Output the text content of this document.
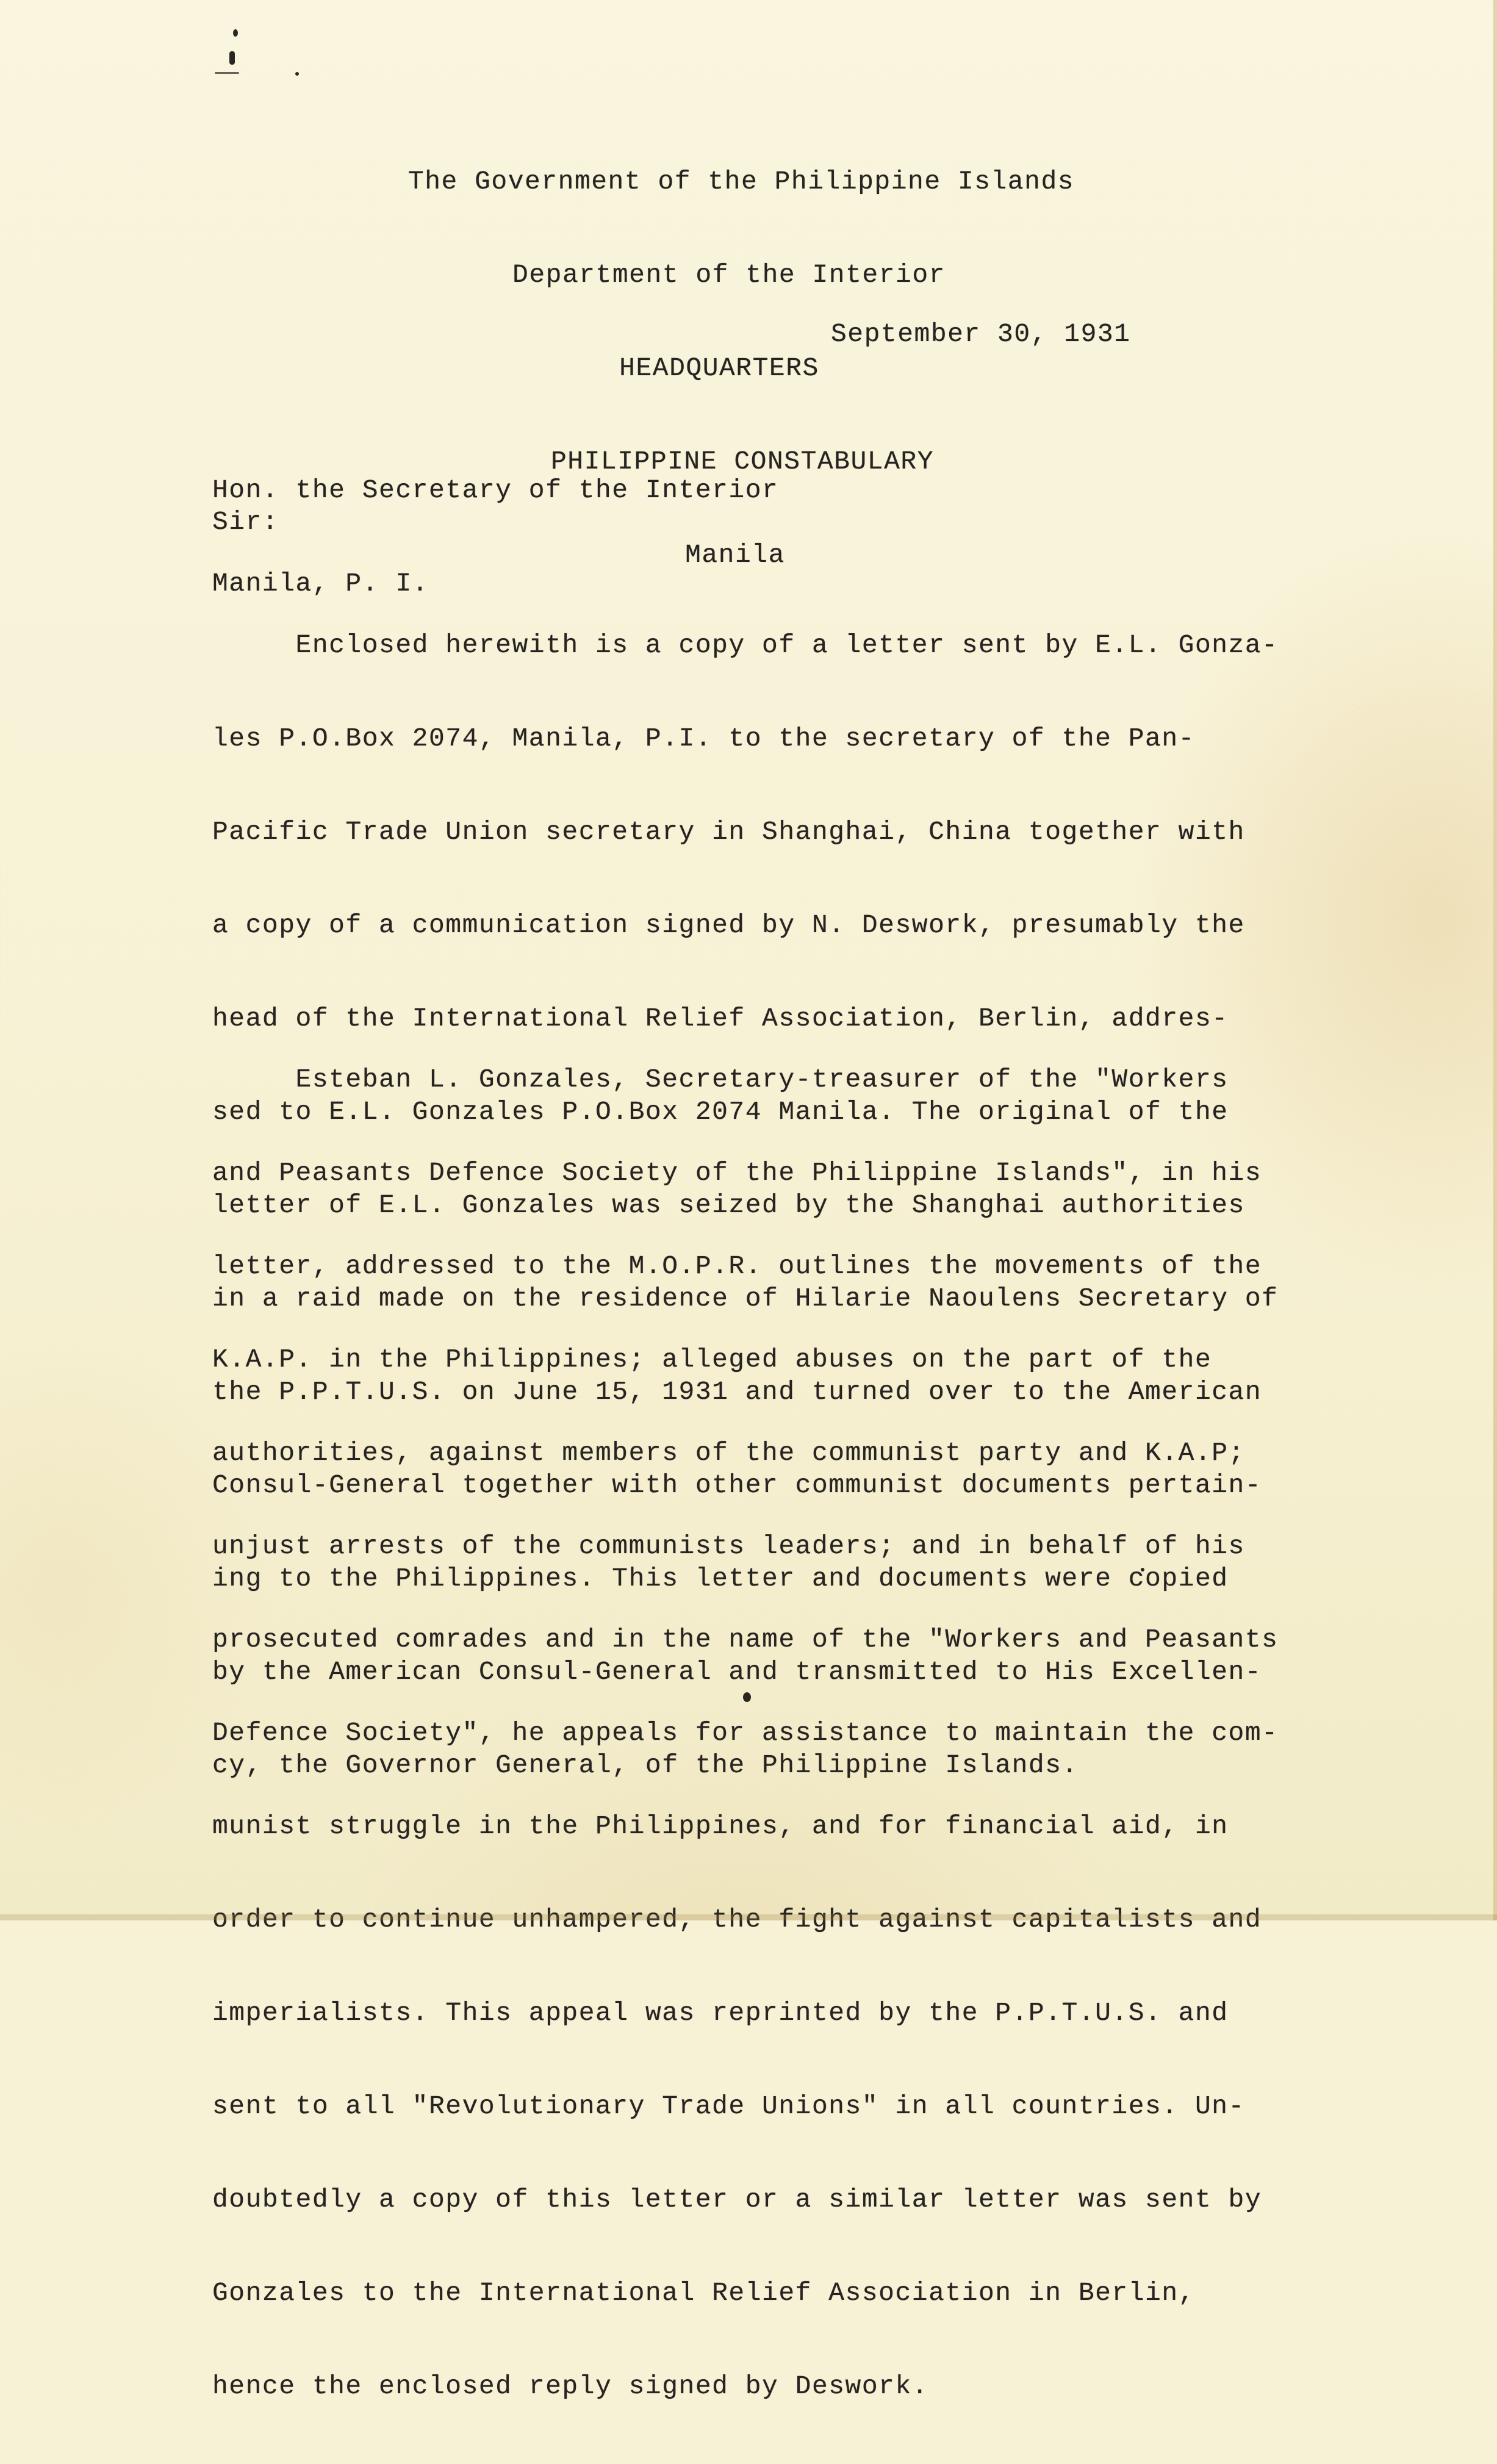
The Government of the Philippine Islands

Department of the Interior

HEADQUARTERS

PHILIPPINE CONSTABULARY

Manila

September 30, 1931

Hon. the Secretary of the Interior

Manila, P. I.

Sir:

Enclosed herewith is a copy of a letter sent by E.L. Gonza-

les P.O.Box 2074, Manila, P.I. to the secretary of the Pan-

Pacific Trade Union secretary in Shanghai, China together with

a copy of a communication signed by N. Deswork, presumably the

head of the International Relief Association, Berlin, addres-

sed to E.L. Gonzales P.O.Box 2074 Manila. The original of the

letter of E.L. Gonzales was seized by the Shanghai authorities

in a raid made on the residence of Hilarie Naoulens Secretary of

the P.P.T.U.S. on June 15, 1931 and turned over to the American

Consul-General together with other communist documents pertain-

ing to the Philippines. This letter and documents were copied

by the American Consul-General and transmitted to His Excellen-

cy, the Governor General, of the Philippine Islands.

Esteban L. Gonzales, Secretary-treasurer of the "Workers

and Peasants Defence Society of the Philippine Islands", in his

letter, addressed to the M.O.P.R. outlines the movements of the

K.A.P. in the Philippines; alleged abuses on the part of the

authorities, against members of the communist party and K.A.P;

unjust arrests of the communists leaders; and in behalf of his

prosecuted comrades and in the name of the "Workers and Peasants

Defence Society", he appeals for assistance to maintain the com-

munist struggle in the Philippines, and for financial aid, in

order to continue unhampered, the fight against capitalists and

imperialists. This appeal was reprinted by the P.P.T.U.S. and

sent to all "Revolutionary Trade Unions" in all countries. Un-

doubtedly a copy of this letter or a similar letter was sent by

Gonzales to the International Relief Association in Berlin,

hence the enclosed reply signed by Deswork.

________________________________________

Print out the lines exactly, skipping any picture.

Exercise solution >>
Output the text content of this document.
The Government of the Philippine Islands

Department of the Interior

HEADQUARTERS

PHILIPPINE CONSTABULARY

Manila

September 30, 1931

Hon. the Secretary of the Interior

Manila, P. I.

Sir:

Enclosed herewith is a copy of a letter sent by E.L. Gonza-

les P.O.Box 2074, Manila, P.I. to the secretary of the Pan-

Pacific Trade Union secretary in Shanghai, China together with

a copy of a communication signed by N. Deswork, presumably the

head of the International Relief Association, Berlin, addres-

sed to E.L. Gonzales P.O.Box 2074 Manila. The original of the

letter of E.L. Gonzales was seized by the Shanghai authorities

in a raid made on the residence of Hilarie Naoulens Secretary of

the P.P.T.U.S. on June 15, 1931 and turned over to the American

Consul-General together with other communist documents pertain-

ing to the Philippines. This letter and documents were copied

by the American Consul-General and transmitted to His Excellen-

cy, the Governor General, of the Philippine Islands.

Esteban L. Gonzales, Secretary-treasurer of the "Workers

and Peasants Defence Society of the Philippine Islands", in his

letter, addressed to the M.O.P.R. outlines the movements of the

K.A.P. in the Philippines; alleged abuses on the part of the

authorities, against members of the communist party and K.A.P;

unjust arrests of the communists leaders; and in behalf of his

prosecuted comrades and in the name of the "Workers and Peasants

Defence Society", he appeals for assistance to maintain the com-

munist struggle in the Philippines, and for financial aid, in

order to continue unhampered, the fight against capitalists and

imperialists. This appeal was reprinted by the P.P.T.U.S. and

sent to all "Revolutionary Trade Unions" in all countries. Un-

doubtedly a copy of this letter or a similar letter was sent by

Gonzales to the International Relief Association in Berlin,

hence the enclosed reply signed by Deswork.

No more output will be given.